§ WHAT TO WORK ON
Go through the entries below and write each one out exactly.

-------- STORED DATA

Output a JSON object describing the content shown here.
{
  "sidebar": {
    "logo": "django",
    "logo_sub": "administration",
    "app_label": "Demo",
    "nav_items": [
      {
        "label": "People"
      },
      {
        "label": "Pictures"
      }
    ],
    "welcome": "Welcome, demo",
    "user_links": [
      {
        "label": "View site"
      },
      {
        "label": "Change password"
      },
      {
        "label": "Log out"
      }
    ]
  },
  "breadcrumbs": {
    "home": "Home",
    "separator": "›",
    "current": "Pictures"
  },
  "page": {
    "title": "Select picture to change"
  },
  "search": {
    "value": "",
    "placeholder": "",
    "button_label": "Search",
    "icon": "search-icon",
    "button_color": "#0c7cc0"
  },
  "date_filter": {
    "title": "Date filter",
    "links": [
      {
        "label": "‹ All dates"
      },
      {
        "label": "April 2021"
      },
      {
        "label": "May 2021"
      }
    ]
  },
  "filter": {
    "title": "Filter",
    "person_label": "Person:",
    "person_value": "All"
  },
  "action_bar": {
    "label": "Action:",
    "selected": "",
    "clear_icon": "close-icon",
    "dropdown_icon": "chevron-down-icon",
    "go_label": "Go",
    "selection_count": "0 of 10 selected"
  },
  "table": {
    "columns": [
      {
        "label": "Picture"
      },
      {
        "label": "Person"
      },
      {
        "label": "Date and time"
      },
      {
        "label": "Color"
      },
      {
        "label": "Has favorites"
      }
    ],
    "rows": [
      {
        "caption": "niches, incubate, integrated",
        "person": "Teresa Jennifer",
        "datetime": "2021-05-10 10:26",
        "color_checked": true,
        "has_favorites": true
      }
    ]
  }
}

----------------

§ ANSWER TO THE EXERCISE
Output a JSON object describing the content shown here.
{
  "sidebar": {
    "logo": "django",
    "logo_sub": "administration",
    "app_label": "Demo",
    "nav_items": [
      {
        "label": "People"
      },
      {
        "label": "Pictures"
      }
    ],
    "welcome": "Welcome, demo",
    "user_links": [
      {
        "label": "View site"
      },
      {
        "label": "Change password"
      },
      {
        "label": "Log out"
      }
    ]
  },
  "breadcrumbs": {
    "home": "Home",
    "separator": "›",
    "current": "Pictures"
  },
  "page": {
    "title": "Select picture to change"
  },
  "search": {
    "value": "",
    "placeholder": "",
    "button_label": "Search",
    "icon": "search-icon",
    "button_color": "#0c7cc0"
  },
  "date_filter": {
    "title": "Date filter",
    "links": [
      {
        "label": "‹ All dates"
      },
      {
        "label": "April 2021"
      },
      {
        "label": "May 2021"
      }
    ]
  },
  "filter": {
    "title": "Filter",
    "person_label": "Person:",
    "person_value": "All"
  },
  "action_bar": {
    "label": "Action:",
    "selected": "",
    "clear_icon": "close-icon",
    "dropdown_icon": "chevron-down-icon",
    "go_label": "Go",
    "selection_count": "0 of 10 selected"
  },
  "table": {
    "columns": [
      {
        "label": "Picture"
      },
      {
        "label": "Person"
      },
      {
        "label": "Date and time"
      },
      {
        "label": "Color"
      },
      {
        "label": "Has favorites"
      }
    ],
    "rows": [
      {
        "caption": "niches, incubate, integrated",
        "person": "Teresa Jennifer",
        "datetime": "2021-05-10 10:26",
        "color_checked": true,
        "has_favorites": true
      }
    ]
  }
}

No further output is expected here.